→ **RECORDS PROVIDED**:

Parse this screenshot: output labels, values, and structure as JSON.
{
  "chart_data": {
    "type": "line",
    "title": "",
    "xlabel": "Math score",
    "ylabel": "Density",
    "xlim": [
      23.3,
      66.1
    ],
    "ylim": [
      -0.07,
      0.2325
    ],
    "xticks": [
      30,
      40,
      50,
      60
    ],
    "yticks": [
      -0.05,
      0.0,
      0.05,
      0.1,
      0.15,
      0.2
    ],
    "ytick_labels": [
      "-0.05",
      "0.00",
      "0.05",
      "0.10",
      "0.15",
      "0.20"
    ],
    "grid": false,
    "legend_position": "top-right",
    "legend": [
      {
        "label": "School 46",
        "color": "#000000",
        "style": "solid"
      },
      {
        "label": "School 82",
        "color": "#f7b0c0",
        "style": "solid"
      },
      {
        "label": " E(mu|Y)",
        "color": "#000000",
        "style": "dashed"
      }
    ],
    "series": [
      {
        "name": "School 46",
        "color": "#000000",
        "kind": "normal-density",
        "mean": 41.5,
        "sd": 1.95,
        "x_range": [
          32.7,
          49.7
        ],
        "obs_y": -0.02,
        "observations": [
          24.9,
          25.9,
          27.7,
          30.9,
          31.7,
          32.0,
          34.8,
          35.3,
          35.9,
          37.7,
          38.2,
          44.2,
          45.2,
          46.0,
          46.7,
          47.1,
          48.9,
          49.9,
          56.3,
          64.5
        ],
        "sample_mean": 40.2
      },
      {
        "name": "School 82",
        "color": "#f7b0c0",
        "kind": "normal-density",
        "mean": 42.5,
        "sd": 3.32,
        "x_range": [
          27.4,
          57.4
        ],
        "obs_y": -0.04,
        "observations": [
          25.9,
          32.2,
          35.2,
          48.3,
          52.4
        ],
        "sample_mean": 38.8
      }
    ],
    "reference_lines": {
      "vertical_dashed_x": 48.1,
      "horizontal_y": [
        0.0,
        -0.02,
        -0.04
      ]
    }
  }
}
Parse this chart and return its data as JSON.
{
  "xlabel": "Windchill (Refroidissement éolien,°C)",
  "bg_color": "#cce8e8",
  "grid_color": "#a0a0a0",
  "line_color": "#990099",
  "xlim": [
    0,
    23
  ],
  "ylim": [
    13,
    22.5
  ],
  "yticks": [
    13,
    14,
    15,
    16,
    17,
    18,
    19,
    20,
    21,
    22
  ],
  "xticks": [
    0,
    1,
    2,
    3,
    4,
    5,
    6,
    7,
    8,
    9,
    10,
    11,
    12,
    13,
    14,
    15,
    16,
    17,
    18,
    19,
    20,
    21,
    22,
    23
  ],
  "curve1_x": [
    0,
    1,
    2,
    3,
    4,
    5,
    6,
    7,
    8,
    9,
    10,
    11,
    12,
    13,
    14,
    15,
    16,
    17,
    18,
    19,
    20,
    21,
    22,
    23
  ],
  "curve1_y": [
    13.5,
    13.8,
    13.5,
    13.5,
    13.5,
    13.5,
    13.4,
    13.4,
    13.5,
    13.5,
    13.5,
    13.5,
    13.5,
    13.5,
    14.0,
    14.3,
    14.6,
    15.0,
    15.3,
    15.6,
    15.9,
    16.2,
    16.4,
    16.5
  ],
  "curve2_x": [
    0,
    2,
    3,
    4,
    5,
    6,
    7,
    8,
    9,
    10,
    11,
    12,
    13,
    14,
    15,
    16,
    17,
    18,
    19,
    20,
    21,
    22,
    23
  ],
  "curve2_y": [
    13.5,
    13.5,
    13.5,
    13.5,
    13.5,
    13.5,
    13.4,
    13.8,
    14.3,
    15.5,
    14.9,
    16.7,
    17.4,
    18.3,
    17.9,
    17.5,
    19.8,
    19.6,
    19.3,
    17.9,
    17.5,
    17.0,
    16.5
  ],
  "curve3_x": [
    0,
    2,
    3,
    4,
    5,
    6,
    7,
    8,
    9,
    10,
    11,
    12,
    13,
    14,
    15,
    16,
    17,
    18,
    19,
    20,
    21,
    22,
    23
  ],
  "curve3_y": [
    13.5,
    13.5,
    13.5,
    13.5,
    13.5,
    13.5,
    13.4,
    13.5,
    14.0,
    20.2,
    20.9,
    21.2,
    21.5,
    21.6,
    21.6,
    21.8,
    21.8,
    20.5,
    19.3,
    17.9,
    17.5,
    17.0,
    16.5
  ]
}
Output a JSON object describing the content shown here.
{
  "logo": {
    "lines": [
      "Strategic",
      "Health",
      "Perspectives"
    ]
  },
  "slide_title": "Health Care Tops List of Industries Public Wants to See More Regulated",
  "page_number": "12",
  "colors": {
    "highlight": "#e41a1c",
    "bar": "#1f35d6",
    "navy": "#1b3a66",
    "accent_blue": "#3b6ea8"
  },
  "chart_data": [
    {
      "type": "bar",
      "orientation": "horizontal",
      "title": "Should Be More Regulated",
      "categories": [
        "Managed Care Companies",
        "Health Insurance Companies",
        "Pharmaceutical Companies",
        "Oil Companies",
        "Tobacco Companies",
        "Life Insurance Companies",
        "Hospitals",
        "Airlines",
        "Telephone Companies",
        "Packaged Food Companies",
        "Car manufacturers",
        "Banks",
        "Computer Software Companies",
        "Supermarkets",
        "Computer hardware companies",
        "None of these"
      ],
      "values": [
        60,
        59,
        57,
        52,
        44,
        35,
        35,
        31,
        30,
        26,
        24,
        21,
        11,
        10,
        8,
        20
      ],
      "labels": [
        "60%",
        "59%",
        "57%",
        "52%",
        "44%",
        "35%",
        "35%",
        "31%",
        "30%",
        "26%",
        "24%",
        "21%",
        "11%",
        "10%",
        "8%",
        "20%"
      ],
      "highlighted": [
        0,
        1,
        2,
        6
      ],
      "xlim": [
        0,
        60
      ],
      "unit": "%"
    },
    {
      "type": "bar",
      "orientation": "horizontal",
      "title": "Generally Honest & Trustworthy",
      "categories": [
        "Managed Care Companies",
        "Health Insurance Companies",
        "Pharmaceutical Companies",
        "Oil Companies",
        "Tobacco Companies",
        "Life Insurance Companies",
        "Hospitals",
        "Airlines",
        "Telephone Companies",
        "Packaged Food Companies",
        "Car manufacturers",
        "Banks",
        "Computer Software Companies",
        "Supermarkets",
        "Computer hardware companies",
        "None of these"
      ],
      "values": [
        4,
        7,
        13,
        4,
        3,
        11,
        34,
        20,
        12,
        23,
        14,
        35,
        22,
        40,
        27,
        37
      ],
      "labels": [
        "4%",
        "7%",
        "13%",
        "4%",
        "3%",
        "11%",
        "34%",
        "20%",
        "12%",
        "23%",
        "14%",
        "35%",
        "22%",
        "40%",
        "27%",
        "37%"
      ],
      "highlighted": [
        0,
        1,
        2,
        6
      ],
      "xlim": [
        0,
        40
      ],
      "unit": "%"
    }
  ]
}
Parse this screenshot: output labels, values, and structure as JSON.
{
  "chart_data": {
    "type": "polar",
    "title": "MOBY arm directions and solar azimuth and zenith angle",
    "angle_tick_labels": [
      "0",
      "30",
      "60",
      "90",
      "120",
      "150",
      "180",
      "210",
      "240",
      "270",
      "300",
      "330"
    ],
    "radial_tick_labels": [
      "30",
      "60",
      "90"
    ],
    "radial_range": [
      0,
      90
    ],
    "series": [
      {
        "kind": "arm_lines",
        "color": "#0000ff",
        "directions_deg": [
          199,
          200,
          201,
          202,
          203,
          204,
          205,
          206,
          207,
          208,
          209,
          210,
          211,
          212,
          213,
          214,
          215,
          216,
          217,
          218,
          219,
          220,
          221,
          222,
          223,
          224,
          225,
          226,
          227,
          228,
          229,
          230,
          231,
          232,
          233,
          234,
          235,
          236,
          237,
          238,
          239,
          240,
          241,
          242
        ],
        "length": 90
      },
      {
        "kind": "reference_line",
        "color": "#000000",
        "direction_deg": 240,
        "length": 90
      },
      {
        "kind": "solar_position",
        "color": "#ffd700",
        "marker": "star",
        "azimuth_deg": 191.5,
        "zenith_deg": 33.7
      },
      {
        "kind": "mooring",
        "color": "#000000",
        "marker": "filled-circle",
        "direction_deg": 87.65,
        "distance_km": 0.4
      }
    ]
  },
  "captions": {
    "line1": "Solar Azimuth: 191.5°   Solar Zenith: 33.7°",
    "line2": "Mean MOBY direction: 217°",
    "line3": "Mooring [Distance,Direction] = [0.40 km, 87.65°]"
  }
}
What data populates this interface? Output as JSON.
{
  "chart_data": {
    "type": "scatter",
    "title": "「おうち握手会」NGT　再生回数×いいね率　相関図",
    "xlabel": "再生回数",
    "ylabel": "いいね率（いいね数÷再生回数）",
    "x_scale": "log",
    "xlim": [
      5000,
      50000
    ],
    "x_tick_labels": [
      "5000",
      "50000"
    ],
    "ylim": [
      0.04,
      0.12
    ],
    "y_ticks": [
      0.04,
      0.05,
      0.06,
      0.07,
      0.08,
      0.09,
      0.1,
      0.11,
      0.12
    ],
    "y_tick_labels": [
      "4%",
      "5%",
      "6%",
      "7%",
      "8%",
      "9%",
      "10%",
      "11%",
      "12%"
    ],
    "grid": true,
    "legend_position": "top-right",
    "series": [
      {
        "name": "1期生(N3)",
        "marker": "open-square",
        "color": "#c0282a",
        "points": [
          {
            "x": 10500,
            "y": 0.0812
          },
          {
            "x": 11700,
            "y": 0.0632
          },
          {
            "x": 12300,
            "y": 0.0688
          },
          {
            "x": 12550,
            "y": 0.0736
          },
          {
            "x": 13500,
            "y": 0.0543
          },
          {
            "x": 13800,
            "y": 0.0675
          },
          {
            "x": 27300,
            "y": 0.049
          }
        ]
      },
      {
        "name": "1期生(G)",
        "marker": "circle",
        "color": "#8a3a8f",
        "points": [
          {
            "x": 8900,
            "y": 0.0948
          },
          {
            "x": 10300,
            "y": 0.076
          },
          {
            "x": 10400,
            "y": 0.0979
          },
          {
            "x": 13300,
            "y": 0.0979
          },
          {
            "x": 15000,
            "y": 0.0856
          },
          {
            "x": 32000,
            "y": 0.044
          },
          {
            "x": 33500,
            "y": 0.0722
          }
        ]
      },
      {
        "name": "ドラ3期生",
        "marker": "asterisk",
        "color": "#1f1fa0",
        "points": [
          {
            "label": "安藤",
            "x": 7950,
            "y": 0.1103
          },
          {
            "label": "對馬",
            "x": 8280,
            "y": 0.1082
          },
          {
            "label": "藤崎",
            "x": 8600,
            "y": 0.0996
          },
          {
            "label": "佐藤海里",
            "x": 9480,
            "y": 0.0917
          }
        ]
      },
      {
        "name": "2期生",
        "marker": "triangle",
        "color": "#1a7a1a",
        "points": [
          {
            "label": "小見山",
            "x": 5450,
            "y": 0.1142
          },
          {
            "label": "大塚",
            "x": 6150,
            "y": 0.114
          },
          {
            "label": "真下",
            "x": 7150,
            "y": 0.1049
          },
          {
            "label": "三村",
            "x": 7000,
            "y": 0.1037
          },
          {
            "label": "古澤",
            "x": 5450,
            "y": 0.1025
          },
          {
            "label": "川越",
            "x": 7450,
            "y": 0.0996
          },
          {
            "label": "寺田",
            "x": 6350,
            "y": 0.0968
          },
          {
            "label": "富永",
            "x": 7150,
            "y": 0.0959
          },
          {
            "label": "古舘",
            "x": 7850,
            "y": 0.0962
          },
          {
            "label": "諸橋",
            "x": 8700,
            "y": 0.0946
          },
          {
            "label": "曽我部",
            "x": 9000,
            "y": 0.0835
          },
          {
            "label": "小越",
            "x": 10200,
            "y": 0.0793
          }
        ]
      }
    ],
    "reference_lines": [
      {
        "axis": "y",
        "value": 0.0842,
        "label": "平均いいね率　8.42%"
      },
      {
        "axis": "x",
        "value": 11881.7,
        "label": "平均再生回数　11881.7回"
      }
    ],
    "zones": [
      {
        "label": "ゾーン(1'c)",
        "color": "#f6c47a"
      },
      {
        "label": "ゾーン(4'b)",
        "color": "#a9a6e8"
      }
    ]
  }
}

→ **INSTRUCTIONS TO FOLLOW**: Count the lines in the entries above that include the string "School", then give only that figure.

→ **ANSWER TO THIS EXERCISE**: 4